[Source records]
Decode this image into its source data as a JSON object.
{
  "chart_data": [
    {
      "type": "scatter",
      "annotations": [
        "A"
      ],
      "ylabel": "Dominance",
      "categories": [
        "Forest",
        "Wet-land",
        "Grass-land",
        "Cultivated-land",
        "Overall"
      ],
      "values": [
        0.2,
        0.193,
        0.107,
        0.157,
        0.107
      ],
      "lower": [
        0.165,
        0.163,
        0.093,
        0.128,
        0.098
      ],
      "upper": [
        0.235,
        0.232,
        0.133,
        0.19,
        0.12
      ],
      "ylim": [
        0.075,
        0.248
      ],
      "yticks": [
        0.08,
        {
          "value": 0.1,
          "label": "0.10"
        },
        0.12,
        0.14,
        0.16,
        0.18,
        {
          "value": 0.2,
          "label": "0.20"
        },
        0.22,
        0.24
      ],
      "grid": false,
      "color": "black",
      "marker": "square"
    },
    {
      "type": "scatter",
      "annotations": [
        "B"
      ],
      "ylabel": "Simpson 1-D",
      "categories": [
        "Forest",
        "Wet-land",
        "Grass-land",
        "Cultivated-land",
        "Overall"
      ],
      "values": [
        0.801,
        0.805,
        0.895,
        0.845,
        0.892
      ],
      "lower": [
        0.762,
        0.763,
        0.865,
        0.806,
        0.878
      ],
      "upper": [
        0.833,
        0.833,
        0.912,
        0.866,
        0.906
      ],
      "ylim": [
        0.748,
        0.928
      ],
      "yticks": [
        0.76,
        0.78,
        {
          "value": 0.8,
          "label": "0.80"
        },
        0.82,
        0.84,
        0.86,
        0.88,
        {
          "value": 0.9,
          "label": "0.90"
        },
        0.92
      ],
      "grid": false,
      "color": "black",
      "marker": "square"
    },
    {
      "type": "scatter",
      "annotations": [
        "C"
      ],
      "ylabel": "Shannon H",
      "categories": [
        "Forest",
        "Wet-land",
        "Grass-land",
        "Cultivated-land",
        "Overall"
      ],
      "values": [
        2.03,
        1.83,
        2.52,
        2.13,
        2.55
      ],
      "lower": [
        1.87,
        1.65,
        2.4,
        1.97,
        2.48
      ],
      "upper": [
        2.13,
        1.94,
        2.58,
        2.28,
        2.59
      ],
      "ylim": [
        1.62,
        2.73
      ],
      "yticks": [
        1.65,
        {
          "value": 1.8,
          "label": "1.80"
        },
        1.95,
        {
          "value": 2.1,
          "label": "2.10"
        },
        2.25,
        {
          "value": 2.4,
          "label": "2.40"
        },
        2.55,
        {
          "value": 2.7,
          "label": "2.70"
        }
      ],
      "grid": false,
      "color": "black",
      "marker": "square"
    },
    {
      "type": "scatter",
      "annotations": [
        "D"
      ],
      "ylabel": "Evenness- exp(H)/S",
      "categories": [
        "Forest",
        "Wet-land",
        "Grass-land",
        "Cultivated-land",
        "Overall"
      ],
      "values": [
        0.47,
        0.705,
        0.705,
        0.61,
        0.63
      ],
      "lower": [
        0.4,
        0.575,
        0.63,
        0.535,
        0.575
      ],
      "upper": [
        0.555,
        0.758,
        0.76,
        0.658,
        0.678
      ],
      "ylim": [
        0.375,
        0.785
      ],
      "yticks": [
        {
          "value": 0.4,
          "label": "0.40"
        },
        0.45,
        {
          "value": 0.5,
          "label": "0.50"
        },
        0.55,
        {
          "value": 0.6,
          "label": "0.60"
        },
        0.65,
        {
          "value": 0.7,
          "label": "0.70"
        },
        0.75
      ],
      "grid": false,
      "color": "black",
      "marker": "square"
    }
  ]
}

Given exercise: From the records above, extract every line exactly as it stands.

Response to the exercise:
Decode this image into its source data as a JSON object.
{
  "chart_data": [
    {
      "type": "scatter",
      "annotations": [
        "A"
      ],
      "ylabel": "Dominance",
      "categories": [
        "Forest",
        "Wet-land",
        "Grass-land",
        "Cultivated-land",
        "Overall"
      ],
      "values": [
        0.2,
        0.193,
        0.107,
        0.157,
        0.107
      ],
      "lower": [
        0.165,
        0.163,
        0.093,
        0.128,
        0.098
      ],
      "upper": [
        0.235,
        0.232,
        0.133,
        0.19,
        0.12
      ],
      "ylim": [
        0.075,
        0.248
      ],
      "yticks": [
        0.08,
        {
          "value": 0.1,
          "label": "0.10"
        },
        0.12,
        0.14,
        0.16,
        0.18,
        {
          "value": 0.2,
          "label": "0.20"
        },
        0.22,
        0.24
      ],
      "grid": false,
      "color": "black",
      "marker": "square"
    },
    {
      "type": "scatter",
      "annotations": [
        "B"
      ],
      "ylabel": "Simpson 1-D",
      "categories": [
        "Forest",
        "Wet-land",
        "Grass-land",
        "Cultivated-land",
        "Overall"
      ],
      "values": [
        0.801,
        0.805,
        0.895,
        0.845,
        0.892
      ],
      "lower": [
        0.762,
        0.763,
        0.865,
        0.806,
        0.878
      ],
      "upper": [
        0.833,
        0.833,
        0.912,
        0.866,
        0.906
      ],
      "ylim": [
        0.748,
        0.928
      ],
      "yticks": [
        0.76,
        0.78,
        {
          "value": 0.8,
          "label": "0.80"
        },
        0.82,
        0.84,
        0.86,
        0.88,
        {
          "value": 0.9,
          "label": "0.90"
        },
        0.92
      ],
      "grid": false,
      "color": "black",
      "marker": "square"
    },
    {
      "type": "scatter",
      "annotations": [
        "C"
      ],
      "ylabel": "Shannon H",
      "categories": [
        "Forest",
        "Wet-land",
        "Grass-land",
        "Cultivated-land",
        "Overall"
      ],
      "values": [
        2.03,
        1.83,
        2.52,
        2.13,
        2.55
      ],
      "lower": [
        1.87,
        1.65,
        2.4,
        1.97,
        2.48
      ],
      "upper": [
        2.13,
        1.94,
        2.58,
        2.28,
        2.59
      ],
      "ylim": [
        1.62,
        2.73
      ],
      "yticks": [
        1.65,
        {
          "value": 1.8,
          "label": "1.80"
        },
        1.95,
        {
          "value": 2.1,
          "label": "2.10"
        },
        2.25,
        {
          "value": 2.4,
          "label": "2.40"
        },
        2.55,
        {
          "value": 2.7,
          "label": "2.70"
        }
      ],
      "grid": false,
      "color": "black",
      "marker": "square"
    },
    {
      "type": "scatter",
      "annotations": [
        "D"
      ],
      "ylabel": "Evenness- exp(H)/S",
      "categories": [
        "Forest",
        "Wet-land",
        "Grass-land",
        "Cultivated-land",
        "Overall"
      ],
      "values": [
        0.47,
        0.705,
        0.705,
        0.61,
        0.63
      ],
      "lower": [
        0.4,
        0.575,
        0.63,
        0.535,
        0.575
      ],
      "upper": [
        0.555,
        0.758,
        0.76,
        0.658,
        0.678
      ],
      "ylim": [
        0.375,
        0.785
      ],
      "yticks": [
        {
          "value": 0.4,
          "label": "0.40"
        },
        0.45,
        {
          "value": 0.5,
          "label": "0.50"
        },
        0.55,
        {
          "value": 0.6,
          "label": "0.60"
        },
        0.65,
        {
          "value": 0.7,
          "label": "0.70"
        },
        0.75
      ],
      "grid": false,
      "color": "black",
      "marker": "square"
    }
  ]
}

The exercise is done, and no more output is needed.